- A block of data
───

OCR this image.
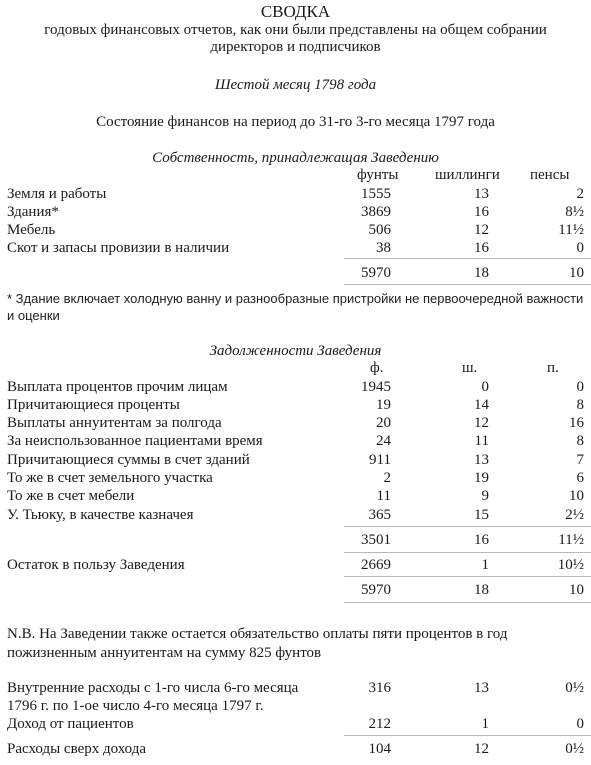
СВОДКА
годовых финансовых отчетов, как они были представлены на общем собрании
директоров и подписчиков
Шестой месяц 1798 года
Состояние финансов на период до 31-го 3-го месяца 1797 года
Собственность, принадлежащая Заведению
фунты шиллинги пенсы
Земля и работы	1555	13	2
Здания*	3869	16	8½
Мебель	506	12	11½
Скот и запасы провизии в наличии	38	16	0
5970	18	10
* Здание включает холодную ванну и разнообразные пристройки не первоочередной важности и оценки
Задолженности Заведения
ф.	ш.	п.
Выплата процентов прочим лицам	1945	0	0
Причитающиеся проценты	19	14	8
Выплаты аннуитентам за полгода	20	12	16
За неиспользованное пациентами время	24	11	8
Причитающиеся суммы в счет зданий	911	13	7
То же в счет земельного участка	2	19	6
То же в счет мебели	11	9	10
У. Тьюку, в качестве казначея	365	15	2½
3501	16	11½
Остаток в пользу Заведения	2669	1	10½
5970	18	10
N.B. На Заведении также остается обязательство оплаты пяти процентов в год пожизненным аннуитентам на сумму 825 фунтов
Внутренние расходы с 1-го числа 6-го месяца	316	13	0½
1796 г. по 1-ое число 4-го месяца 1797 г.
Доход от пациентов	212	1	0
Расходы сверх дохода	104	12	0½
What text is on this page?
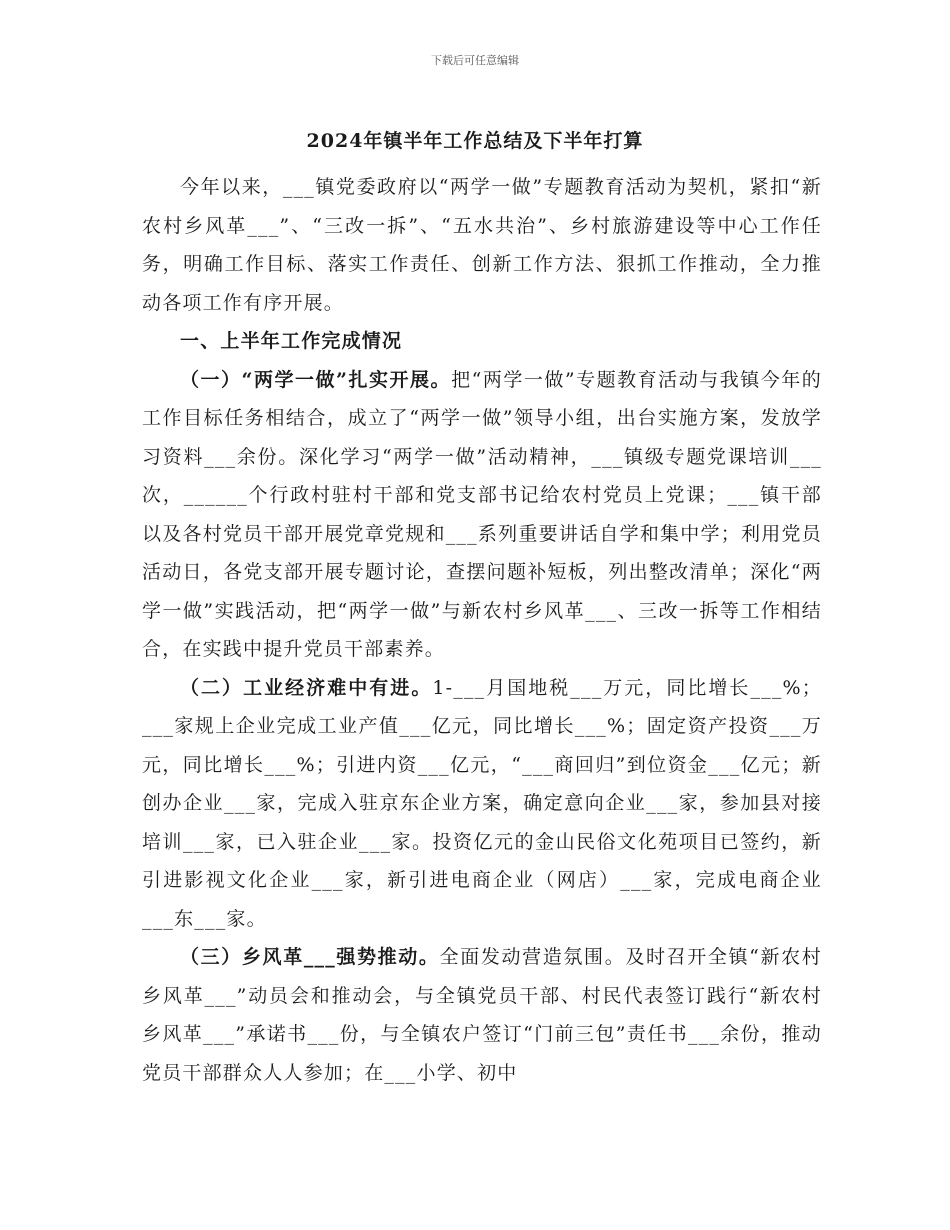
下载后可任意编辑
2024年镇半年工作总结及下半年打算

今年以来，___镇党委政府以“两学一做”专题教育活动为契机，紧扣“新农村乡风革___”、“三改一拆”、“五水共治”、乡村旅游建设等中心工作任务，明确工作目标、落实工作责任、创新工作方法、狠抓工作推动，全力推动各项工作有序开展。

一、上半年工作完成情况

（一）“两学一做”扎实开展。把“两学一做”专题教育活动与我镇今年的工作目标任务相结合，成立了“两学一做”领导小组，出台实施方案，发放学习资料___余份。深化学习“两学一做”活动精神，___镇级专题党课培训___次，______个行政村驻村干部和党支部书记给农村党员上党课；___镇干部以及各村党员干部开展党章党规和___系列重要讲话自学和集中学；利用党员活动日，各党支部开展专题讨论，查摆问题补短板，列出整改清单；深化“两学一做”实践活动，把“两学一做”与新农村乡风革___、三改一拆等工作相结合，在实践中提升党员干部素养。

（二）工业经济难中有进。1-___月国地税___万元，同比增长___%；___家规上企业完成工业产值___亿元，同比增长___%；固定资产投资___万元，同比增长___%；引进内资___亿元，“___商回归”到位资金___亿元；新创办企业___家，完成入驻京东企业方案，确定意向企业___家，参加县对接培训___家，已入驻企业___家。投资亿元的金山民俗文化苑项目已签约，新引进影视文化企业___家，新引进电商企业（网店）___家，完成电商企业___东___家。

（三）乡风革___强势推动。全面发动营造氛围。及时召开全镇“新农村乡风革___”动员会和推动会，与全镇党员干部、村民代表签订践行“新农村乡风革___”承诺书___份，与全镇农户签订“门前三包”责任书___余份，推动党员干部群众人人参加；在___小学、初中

───

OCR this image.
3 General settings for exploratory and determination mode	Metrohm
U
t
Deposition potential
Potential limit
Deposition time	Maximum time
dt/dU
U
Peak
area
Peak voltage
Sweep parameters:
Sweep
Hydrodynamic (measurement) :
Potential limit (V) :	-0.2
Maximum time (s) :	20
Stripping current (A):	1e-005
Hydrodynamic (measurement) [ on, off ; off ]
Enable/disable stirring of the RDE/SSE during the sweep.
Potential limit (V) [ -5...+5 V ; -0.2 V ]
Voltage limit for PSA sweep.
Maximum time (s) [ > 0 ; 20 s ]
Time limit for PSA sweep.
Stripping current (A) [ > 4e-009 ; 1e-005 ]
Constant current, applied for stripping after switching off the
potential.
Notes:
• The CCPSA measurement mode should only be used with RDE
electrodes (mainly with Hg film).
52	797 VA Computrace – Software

───

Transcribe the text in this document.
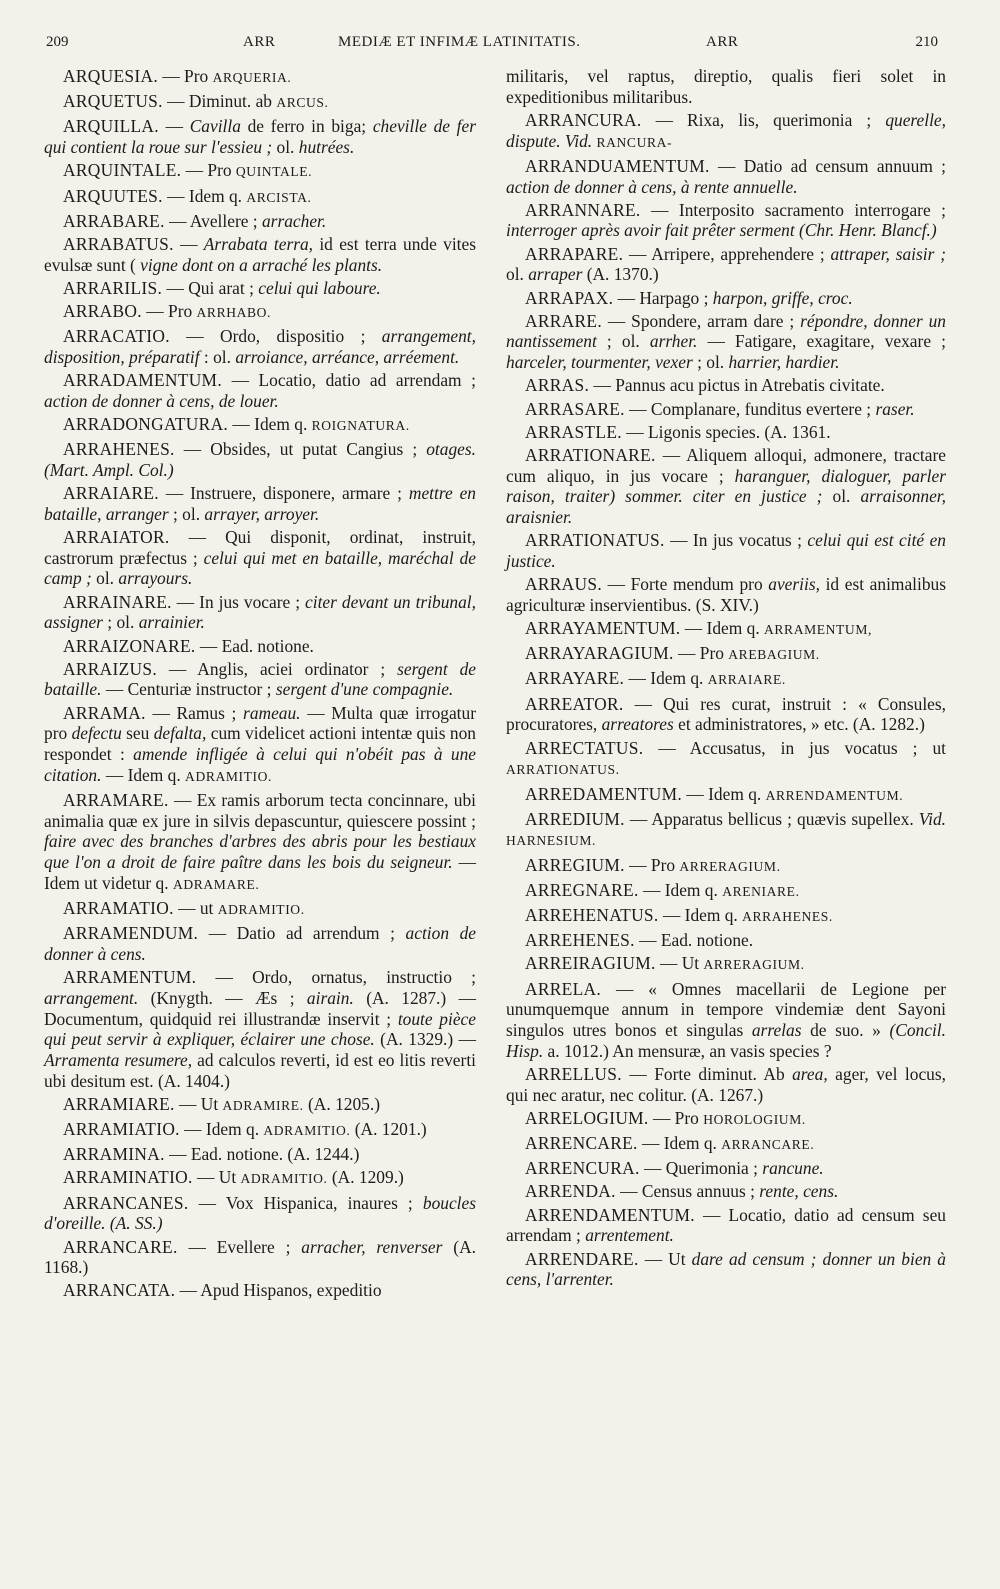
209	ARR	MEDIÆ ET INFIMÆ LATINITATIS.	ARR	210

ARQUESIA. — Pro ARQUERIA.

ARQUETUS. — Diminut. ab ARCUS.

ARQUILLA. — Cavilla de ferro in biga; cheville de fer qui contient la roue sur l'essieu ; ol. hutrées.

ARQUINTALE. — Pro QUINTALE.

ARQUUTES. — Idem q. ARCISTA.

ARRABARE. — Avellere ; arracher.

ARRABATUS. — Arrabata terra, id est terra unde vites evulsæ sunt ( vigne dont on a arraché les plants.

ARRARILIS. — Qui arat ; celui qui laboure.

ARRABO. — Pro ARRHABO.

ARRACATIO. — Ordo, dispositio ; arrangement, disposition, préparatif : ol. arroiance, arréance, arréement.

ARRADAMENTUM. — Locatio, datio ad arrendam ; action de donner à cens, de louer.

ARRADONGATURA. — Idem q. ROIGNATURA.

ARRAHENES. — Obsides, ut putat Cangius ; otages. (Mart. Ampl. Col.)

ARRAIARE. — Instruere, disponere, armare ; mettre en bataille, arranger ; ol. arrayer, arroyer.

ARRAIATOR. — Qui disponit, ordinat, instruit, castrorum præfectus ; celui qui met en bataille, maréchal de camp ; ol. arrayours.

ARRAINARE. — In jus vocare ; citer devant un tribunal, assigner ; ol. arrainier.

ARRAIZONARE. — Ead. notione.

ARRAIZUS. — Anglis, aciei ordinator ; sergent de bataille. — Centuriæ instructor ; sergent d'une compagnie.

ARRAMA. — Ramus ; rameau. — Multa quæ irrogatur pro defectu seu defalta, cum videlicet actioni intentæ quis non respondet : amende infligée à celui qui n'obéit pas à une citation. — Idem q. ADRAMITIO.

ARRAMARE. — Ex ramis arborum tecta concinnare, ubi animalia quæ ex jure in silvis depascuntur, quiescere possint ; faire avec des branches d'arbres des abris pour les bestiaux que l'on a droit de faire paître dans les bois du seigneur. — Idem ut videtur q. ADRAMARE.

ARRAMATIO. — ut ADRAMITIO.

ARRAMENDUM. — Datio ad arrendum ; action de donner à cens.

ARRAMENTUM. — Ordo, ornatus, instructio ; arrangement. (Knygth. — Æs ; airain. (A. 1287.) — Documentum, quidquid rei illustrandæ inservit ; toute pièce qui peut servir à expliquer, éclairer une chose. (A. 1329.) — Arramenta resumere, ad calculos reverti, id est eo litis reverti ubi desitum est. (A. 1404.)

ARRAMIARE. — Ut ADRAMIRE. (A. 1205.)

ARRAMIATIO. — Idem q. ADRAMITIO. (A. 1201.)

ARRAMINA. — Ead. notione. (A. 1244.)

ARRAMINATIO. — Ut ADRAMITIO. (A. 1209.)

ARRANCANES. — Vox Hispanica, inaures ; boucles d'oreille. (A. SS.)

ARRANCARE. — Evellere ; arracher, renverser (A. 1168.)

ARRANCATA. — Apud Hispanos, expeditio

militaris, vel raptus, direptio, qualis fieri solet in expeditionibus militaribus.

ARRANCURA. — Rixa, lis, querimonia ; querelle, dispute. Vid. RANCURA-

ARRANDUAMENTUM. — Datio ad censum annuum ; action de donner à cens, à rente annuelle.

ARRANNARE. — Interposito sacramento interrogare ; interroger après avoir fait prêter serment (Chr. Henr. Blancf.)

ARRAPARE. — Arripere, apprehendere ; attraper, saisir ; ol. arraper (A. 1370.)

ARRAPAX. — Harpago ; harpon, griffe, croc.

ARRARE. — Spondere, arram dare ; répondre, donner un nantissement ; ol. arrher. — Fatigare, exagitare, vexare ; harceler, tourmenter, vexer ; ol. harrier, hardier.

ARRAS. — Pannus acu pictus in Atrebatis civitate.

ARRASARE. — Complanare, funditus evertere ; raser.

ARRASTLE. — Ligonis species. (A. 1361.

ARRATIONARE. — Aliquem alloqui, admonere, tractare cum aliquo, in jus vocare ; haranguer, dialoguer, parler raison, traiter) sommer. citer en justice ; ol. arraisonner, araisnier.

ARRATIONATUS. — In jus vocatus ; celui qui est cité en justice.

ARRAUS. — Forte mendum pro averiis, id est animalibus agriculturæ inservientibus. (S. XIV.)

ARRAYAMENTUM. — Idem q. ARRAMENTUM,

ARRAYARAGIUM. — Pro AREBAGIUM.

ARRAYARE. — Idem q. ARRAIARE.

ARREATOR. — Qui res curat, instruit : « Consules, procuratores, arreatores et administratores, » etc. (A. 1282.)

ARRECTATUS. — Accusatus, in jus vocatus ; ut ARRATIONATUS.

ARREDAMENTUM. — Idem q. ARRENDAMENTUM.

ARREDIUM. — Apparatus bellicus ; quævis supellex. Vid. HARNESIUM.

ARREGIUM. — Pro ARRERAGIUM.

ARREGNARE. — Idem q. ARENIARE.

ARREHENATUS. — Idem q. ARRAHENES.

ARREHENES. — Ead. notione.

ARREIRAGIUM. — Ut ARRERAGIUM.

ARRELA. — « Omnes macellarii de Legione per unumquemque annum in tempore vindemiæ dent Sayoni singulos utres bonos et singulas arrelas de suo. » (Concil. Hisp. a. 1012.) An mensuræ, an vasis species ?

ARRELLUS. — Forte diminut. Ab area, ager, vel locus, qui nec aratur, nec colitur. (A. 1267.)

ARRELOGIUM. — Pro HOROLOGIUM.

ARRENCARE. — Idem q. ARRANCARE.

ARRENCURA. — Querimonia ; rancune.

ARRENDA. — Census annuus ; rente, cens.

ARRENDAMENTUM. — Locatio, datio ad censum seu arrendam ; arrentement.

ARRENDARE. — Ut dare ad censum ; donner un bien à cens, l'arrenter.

───

- OBJECTIVE
In the entries above, count each line with "Maximum"; reply with the total only.

- SOLUTION
3